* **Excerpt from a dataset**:
____________
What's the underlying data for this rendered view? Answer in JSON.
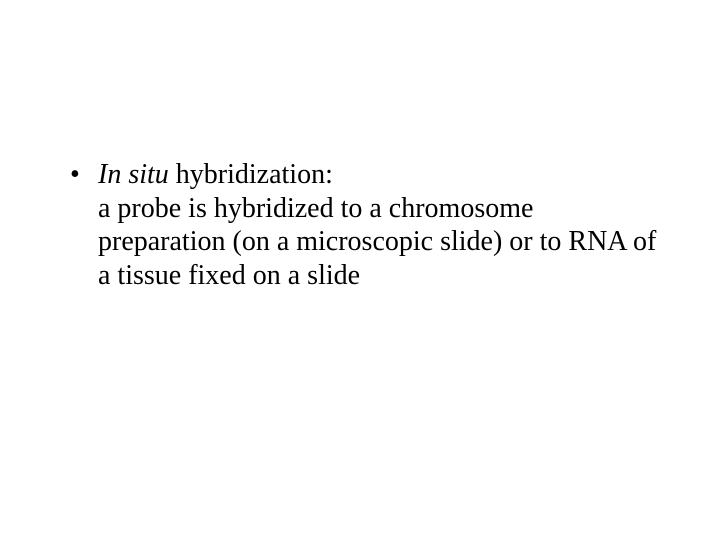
{
  "slide": {
    "background_color": "#ffffff",
    "text_color": "#000000",
    "font_family": "Times New Roman",
    "font_size_pt": 28,
    "bullet": {
      "marker": "•",
      "term_italic": "In situ",
      "term_rest": " hybridization:",
      "definition": "a probe is hybridized to a chromosome preparation (on a microscopic slide) or to RNA of a tissue fixed on a slide"
    }
  }
}
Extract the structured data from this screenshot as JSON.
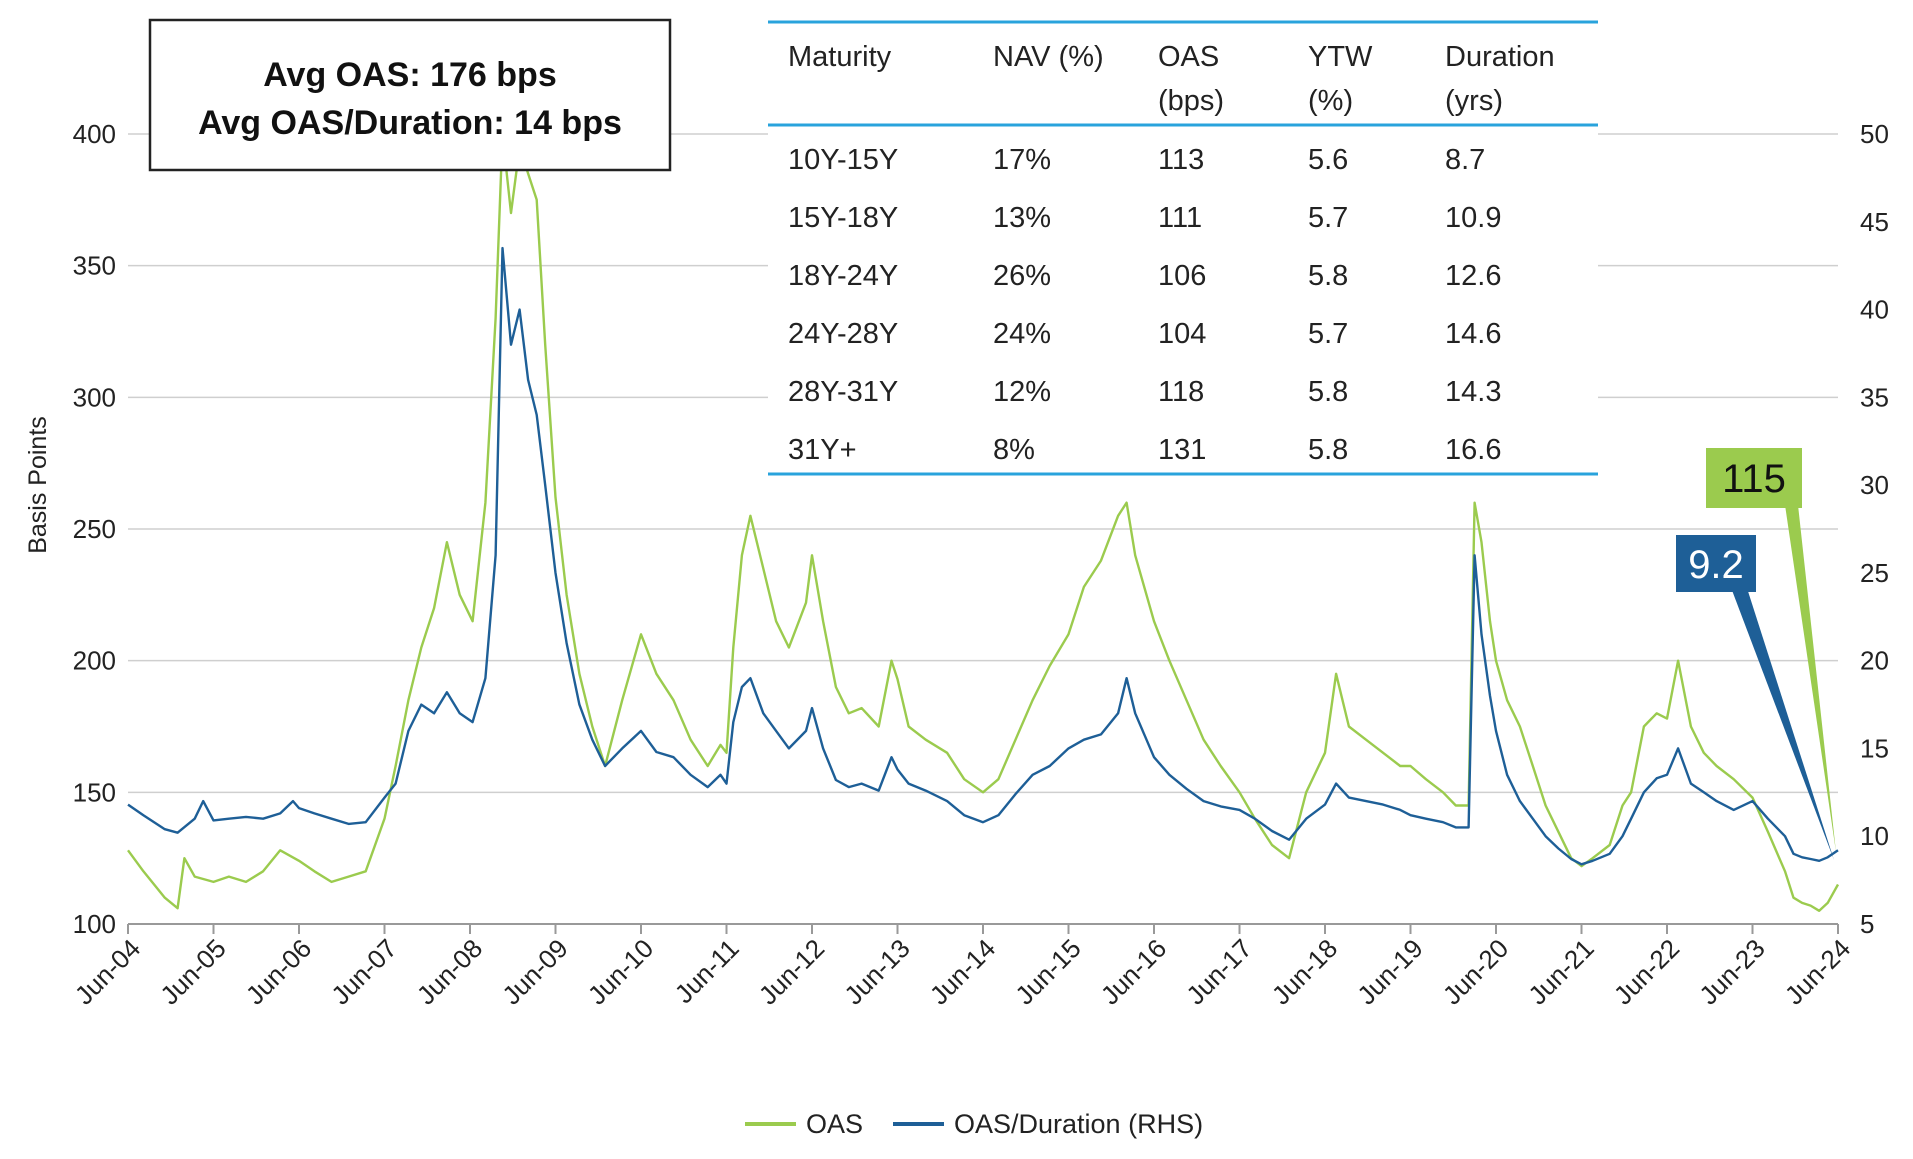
____________
Transcribe the whole listing exactly. Pictures are excluded.

What's the underlying data for this rendered view? Answer in JSON.
{
  "slide": {
    "background_color": "#ffffff",
    "text_color": "#000000",
    "font_family": "Times New Roman",
    "font_size_pt": 28,
    "bullet": {
      "marker": "•",
      "term_italic": "In situ",
      "term_rest": " hybridization:",
      "definition": "a probe is hybridized to a chromosome preparation (on a microscopic slide) or to RNA of a tissue fixed on a slide"
    }
  }
}
Extract the structured data from this screenshot as JSON.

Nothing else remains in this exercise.